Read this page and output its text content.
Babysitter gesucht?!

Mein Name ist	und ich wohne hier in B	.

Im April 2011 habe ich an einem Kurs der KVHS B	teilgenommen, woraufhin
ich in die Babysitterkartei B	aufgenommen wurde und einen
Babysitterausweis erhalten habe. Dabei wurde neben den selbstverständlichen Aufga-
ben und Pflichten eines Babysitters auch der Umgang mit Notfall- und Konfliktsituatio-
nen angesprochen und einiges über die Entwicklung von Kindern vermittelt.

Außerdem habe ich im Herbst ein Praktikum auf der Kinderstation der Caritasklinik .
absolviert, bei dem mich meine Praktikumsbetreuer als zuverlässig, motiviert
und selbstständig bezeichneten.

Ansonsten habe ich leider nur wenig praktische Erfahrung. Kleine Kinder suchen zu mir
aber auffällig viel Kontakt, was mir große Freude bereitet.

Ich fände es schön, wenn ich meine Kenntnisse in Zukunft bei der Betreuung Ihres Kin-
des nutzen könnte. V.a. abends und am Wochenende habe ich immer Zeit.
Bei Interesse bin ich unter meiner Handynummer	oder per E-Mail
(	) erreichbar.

__________

● YOUR GOAL: Search the records for lines holding the word "habe", then copy each line you find.

● RESULT OF THE TASK:
Im April 2011 habe ich an einem Kurs der KVHS B	teilgenommen, woraufhin
Babysitterausweis erhalten habe. Dabei wurde neben den selbstverständlichen Aufga-
Außerdem habe ich im Herbst ein Praktikum auf der Kinderstation der Caritasklinik .
Ansonsten habe ich leider nur wenig praktische Erfahrung. Kleine Kinder suchen zu mir
des nutzen könnte. V.a. abends und am Wochenende habe ich immer Zeit.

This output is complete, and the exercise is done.